◆ Data section ◆
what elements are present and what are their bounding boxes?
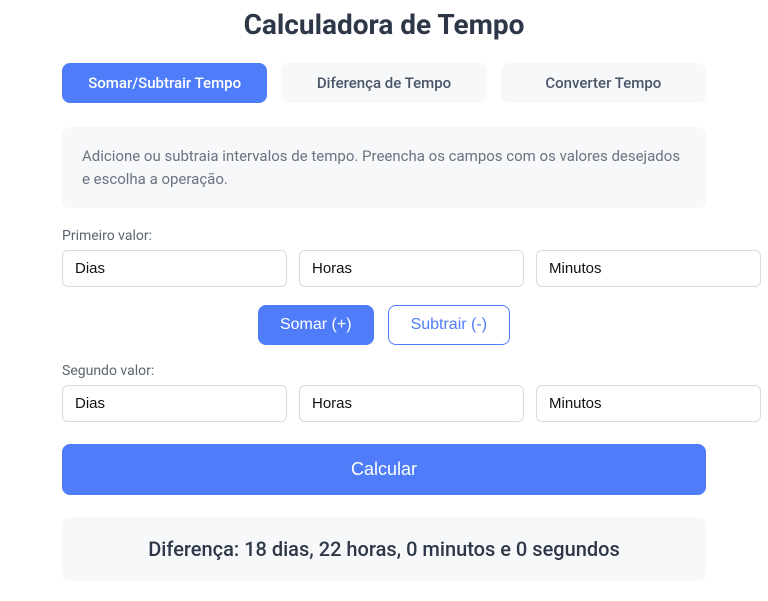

* * *

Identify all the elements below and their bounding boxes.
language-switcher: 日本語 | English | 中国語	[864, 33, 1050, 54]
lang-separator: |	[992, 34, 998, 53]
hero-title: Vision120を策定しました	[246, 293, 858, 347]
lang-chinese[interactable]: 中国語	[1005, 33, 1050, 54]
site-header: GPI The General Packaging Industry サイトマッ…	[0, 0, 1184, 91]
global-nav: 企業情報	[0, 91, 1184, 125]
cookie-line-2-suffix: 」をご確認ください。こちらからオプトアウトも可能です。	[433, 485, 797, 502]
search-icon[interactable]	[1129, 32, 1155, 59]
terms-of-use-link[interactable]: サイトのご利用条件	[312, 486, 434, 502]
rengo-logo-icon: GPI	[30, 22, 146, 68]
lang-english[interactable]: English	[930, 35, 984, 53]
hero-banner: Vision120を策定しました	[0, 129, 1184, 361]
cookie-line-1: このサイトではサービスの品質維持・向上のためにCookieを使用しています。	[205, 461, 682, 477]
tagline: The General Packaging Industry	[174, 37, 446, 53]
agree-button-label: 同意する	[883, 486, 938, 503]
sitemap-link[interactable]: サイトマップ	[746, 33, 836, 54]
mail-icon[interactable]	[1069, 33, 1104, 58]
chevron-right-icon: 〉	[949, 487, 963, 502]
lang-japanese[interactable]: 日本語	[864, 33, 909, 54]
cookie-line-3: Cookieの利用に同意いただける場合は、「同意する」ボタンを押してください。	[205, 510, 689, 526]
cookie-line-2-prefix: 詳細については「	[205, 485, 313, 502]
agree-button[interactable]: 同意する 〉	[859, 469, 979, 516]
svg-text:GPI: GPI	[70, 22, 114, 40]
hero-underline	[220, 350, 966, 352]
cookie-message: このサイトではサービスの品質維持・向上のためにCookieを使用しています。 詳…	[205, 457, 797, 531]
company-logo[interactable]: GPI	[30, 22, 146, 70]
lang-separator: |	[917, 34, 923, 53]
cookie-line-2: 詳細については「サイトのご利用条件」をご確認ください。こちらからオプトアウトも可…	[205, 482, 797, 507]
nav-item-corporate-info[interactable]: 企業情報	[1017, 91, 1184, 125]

* * *

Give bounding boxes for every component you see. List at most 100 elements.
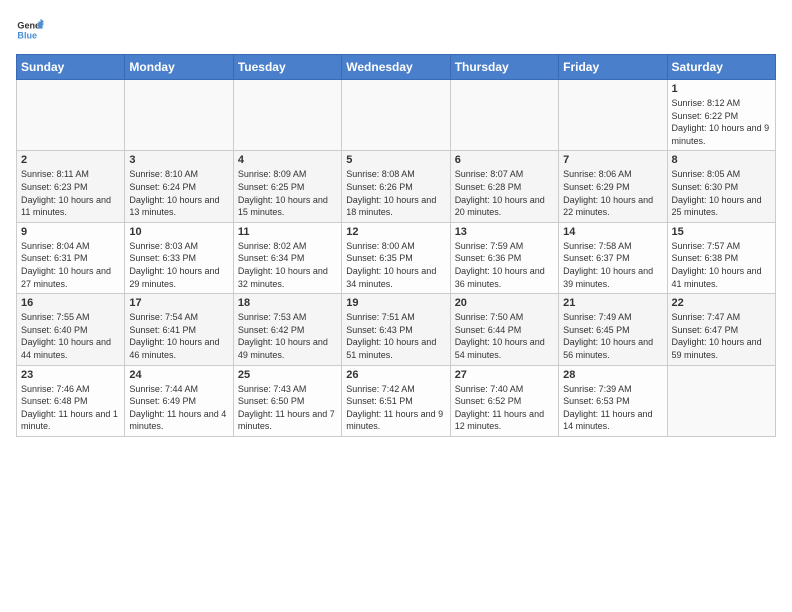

◆ What to do ◆
Echo the rows between the line containing "Identify all the" and the line containing "461, 682, 477]", inclusive, reproducing each one unchanged.

◆ Result for this task ◆
Identify all the elements below and their bounding boxes.
language-switcher: 日本語 | English | 中国語	[864, 33, 1050, 54]
lang-separator: |	[992, 34, 998, 53]
hero-title: Vision120を策定しました	[246, 293, 858, 347]
lang-chinese[interactable]: 中国語	[1005, 33, 1050, 54]
site-header: GPI The General Packaging Industry サイトマッ…	[0, 0, 1184, 91]
global-nav: 企業情報	[0, 91, 1184, 125]
cookie-line-2-suffix: 」をご確認ください。こちらからオプトアウトも可能です。	[433, 485, 797, 502]
search-icon[interactable]	[1129, 32, 1155, 59]
terms-of-use-link[interactable]: サイトのご利用条件	[312, 486, 434, 502]
rengo-logo-icon: GPI	[30, 22, 146, 68]
lang-english[interactable]: English	[930, 35, 984, 53]
hero-banner: Vision120を策定しました	[0, 129, 1184, 361]
cookie-line-1: このサイトではサービスの品質維持・向上のためにCookieを使用しています。	[205, 461, 682, 477]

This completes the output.